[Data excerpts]
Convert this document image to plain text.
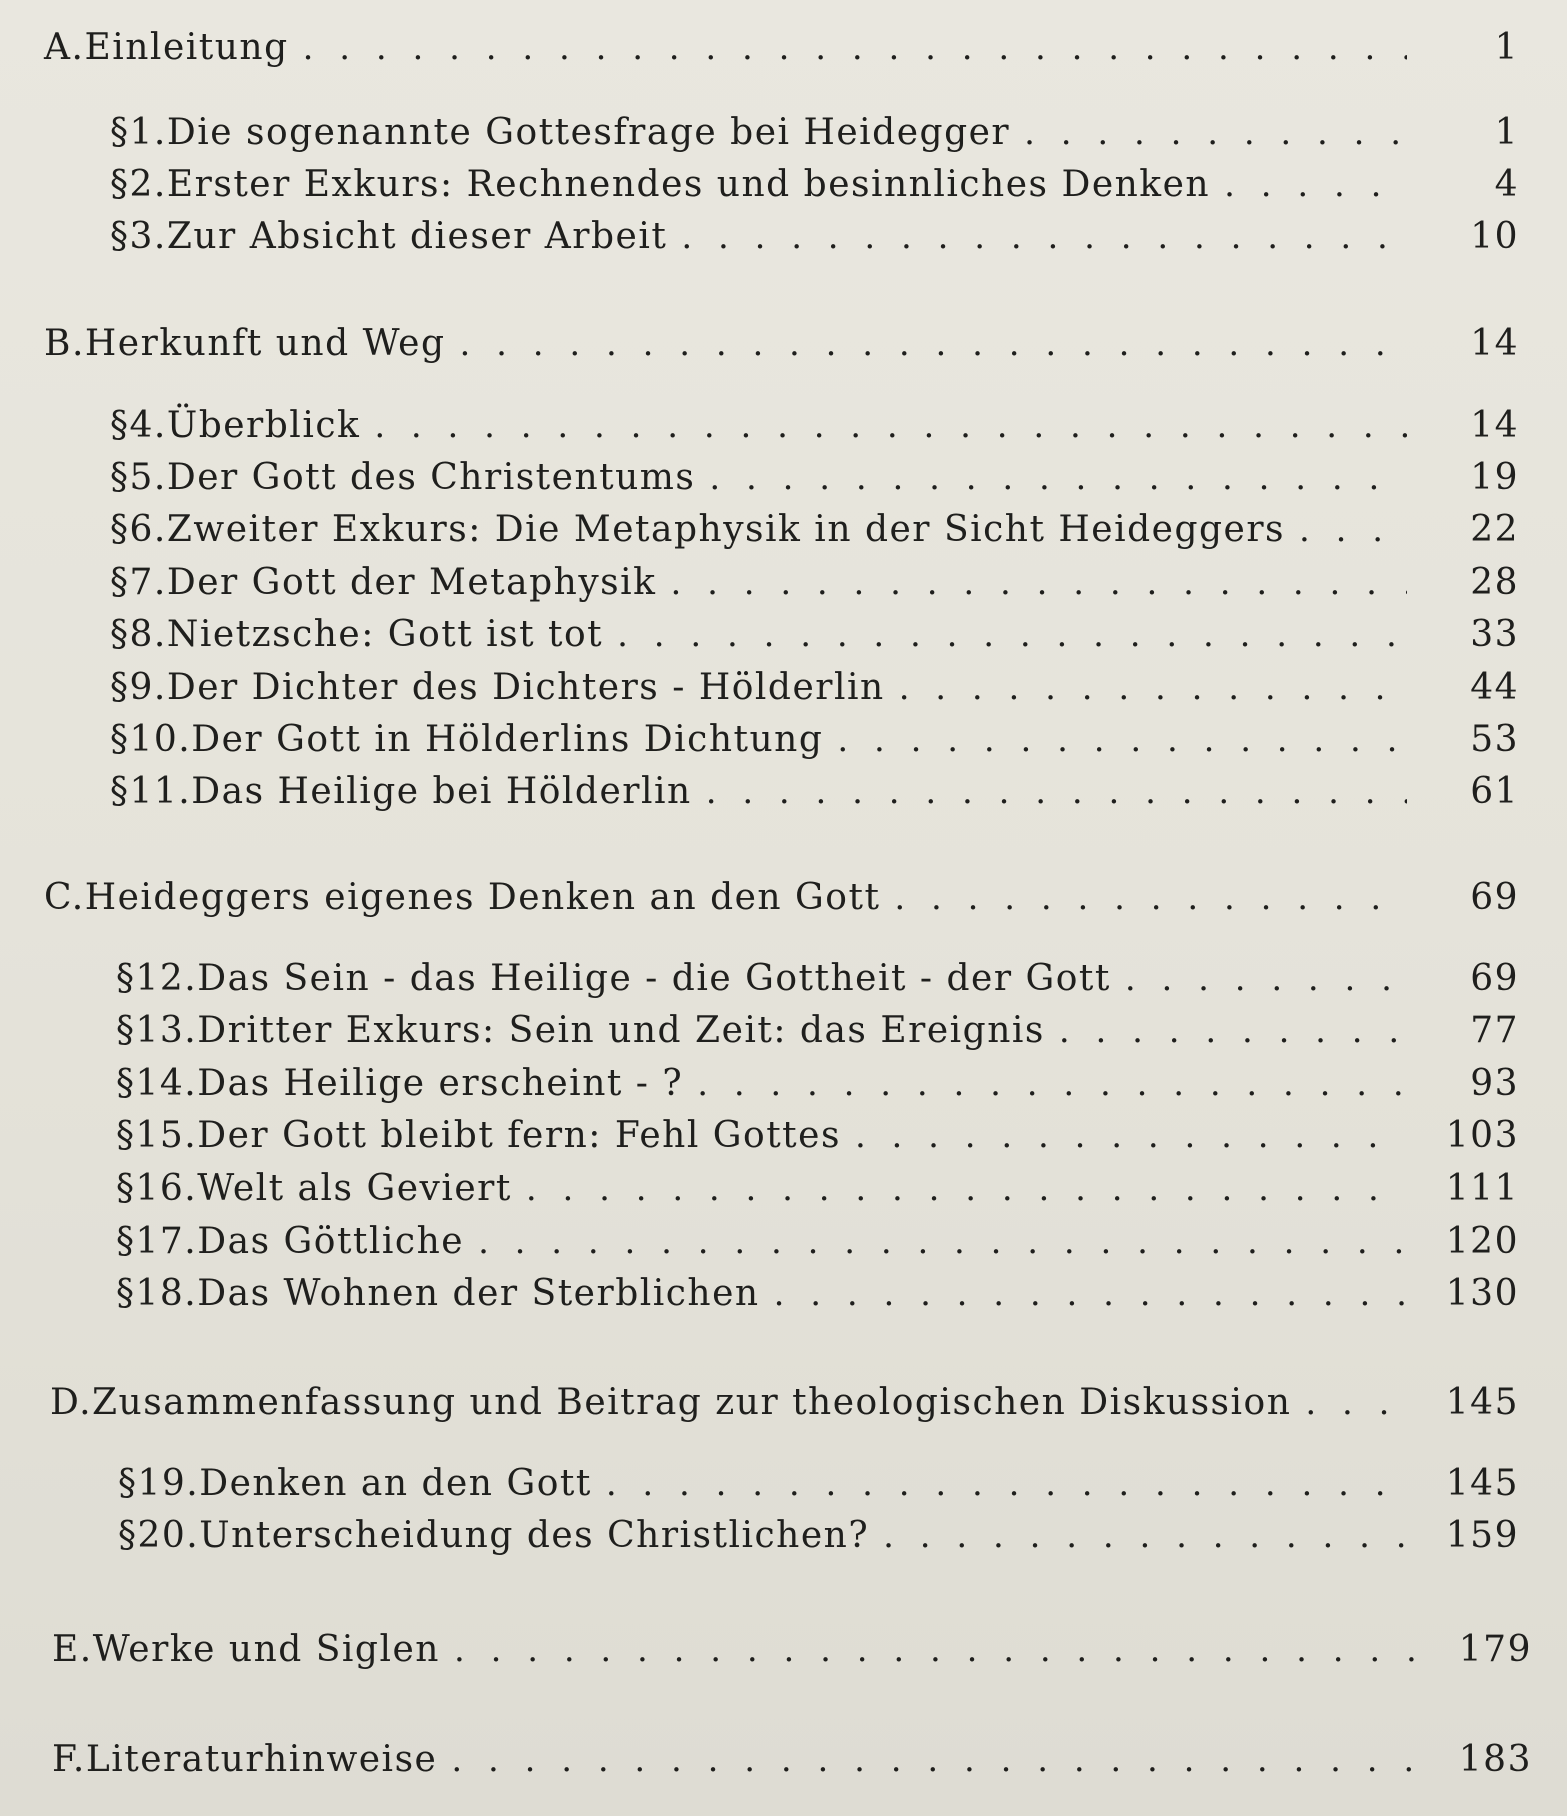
A. Einleitung . . .	1
§ 1. Die sogenannte Gottesfrage bei Heidegger . . .	1
§ 2. Erster Exkurs: Rechnendes und besinnliches Denken . . .	4
§ 3. Zur Absicht dieser Arbeit . . .	10
B. Herkunft und Weg . . .	14
§ 4. Überblick . . .	14
§ 5. Der Gott des Christentums . . .	19
§ 6. Zweiter Exkurs: Die Metaphysik in der Sicht Heideggers . . .	22
§ 7. Der Gott der Metaphysik . . .	28
§ 8. Nietzsche: Gott ist tot . . .	33
§ 9. Der Dichter des Dichters - Hölderlin . . .	44
§ 10. Der Gott in Hölderlins Dichtung . . .	53
§ 11. Das Heilige bei Hölderlin . . .	61
C. Heideggers eigenes Denken an den Gott . . .	69
§ 12. Das Sein - das Heilige - die Gottheit - der Gott . . .	69
§ 13. Dritter Exkurs: Sein und Zeit: das Ereignis . . .	77
§ 14. Das Heilige erscheint - ? . . .	93
§ 15. Der Gott bleibt fern: Fehl Gottes . . .	103
§ 16. Welt als Geviert . . .	111
§ 17. Das Göttliche . . .	120
§ 18. Das Wohnen der Sterblichen . . .	130
D. Zusammenfassung und Beitrag zur theologischen Diskussion . . .	145
§ 19. Denken an den Gott . . .	145
§ 20. Unterscheidung des Christlichen? . . .	159
E. Werke und Siglen . . .	179
F. Literaturhinweise . . .	183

- What this task involves
The lines holding the word "Sein" are the answer. Pull them out of the records and copy them.

- Exercise result
§ 12. Das Sein - das Heilige - die Gottheit - der Gott . . .	69
§ 13. Dritter Exkurs: Sein und Zeit: das Ereignis . . .	77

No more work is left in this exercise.